Problem requirements: All of the material below is to be restated word for word, apart from the pictures.

Excerpted data:
<<<<

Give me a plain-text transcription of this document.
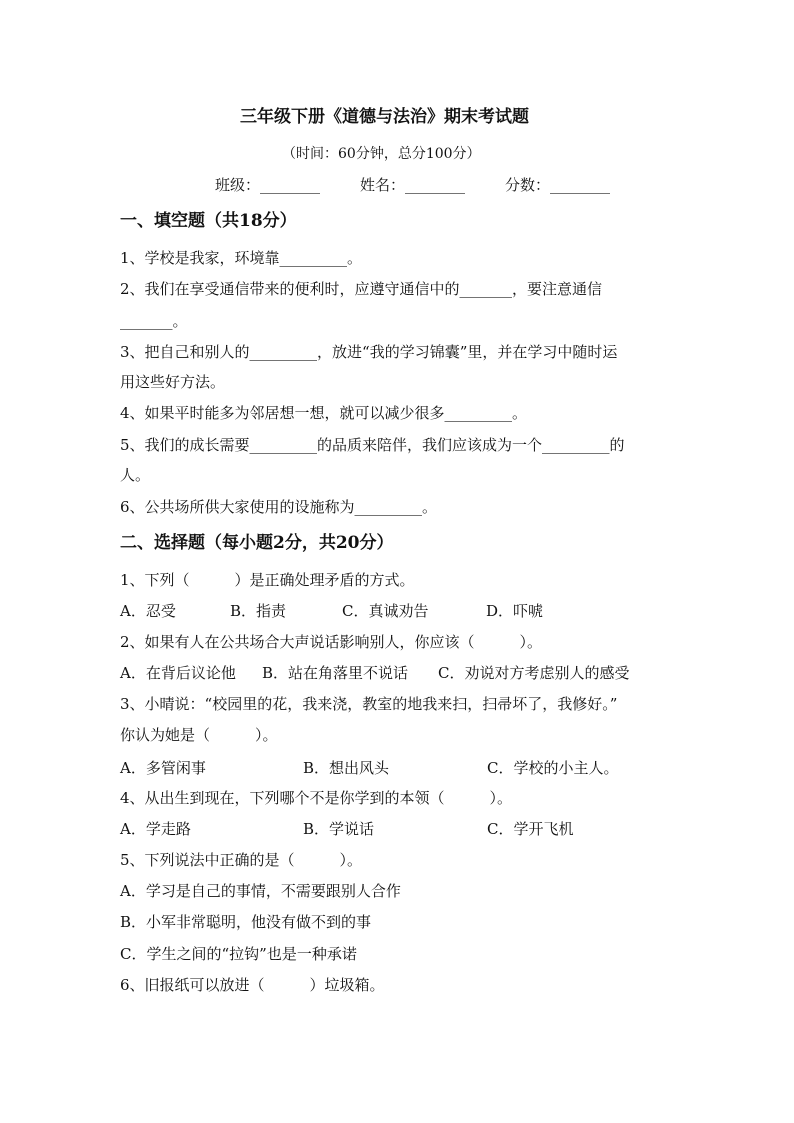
三年级下册《道德与法治》期末考试题
（时间：60分钟，总分100分）
班级：________	姓名：________	分数：________
一、填空题（共18分）
1、学校是我家，环境靠_________。
2、我们在享受通信带来的便利时，应遵守通信中的_______，要注意通信
_______。
3、把自己和别人的_________，放进“我的学习锦囊”里，并在学习中随时运
用这些好方法。
4、如果平时能多为邻居想一想，就可以减少很多_________。
5、我们的成长需要_________的品质来陪伴，我们应该成为一个_________的
人。
6、公共场所供大家使用的设施称为_________。
二、选择题（每小题2分，共20分）
1、下列（　　　）是正确处理矛盾的方式。
A．忍受	B．指责	C．真诚劝告	D．吓唬
2、如果有人在公共场合大声说话影响别人，你应该（　　　）。
A．在背后议论他 B．站在角落里不说话 C．劝说对方考虑别人的感受
3、小晴说：“校园里的花，我来浇，教室的地我来扫，扫帚坏了，我修好。”
你认为她是（　　　）。
A．多管闲事	B．想出风头	C．学校的小主人。
4、从出生到现在，下列哪个不是你学到的本领（　　　）。
A．学走路	B．学说话	C．学开飞机
5、下列说法中正确的是（　　　）。
A．学习是自己的事情，不需要跟别人合作
B．小军非常聪明，他没有做不到的事
C．学生之间的“拉钩”也是一种承诺
6、旧报纸可以放进（　　　）垃圾箱。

>>>>

Solution to this problem:
Give me a plain-text transcription of this document.
三年级下册《道德与法治》期末考试题
（时间：60分钟，总分100分）
班级：________	姓名：________	分数：________
一、填空题（共18分）
1、学校是我家，环境靠_________。
2、我们在享受通信带来的便利时，应遵守通信中的_______，要注意通信
_______。
3、把自己和别人的_________，放进“我的学习锦囊”里，并在学习中随时运
用这些好方法。
4、如果平时能多为邻居想一想，就可以减少很多_________。
5、我们的成长需要_________的品质来陪伴，我们应该成为一个_________的
人。
6、公共场所供大家使用的设施称为_________。
二、选择题（每小题2分，共20分）
1、下列（　　　）是正确处理矛盾的方式。
A．忍受	B．指责	C．真诚劝告	D．吓唬
2、如果有人在公共场合大声说话影响别人，你应该（　　　）。
A．在背后议论他 B．站在角落里不说话 C．劝说对方考虑别人的感受
3、小晴说：“校园里的花，我来浇，教室的地我来扫，扫帚坏了，我修好。”
你认为她是（　　　）。
A．多管闲事	B．想出风头	C．学校的小主人。
4、从出生到现在，下列哪个不是你学到的本领（　　　）。
A．学走路	B．学说话	C．学开飞机
5、下列说法中正确的是（　　　）。
A．学习是自己的事情，不需要跟别人合作
B．小军非常聪明，他没有做不到的事
C．学生之间的“拉钩”也是一种承诺
6、旧报纸可以放进（　　　）垃圾箱。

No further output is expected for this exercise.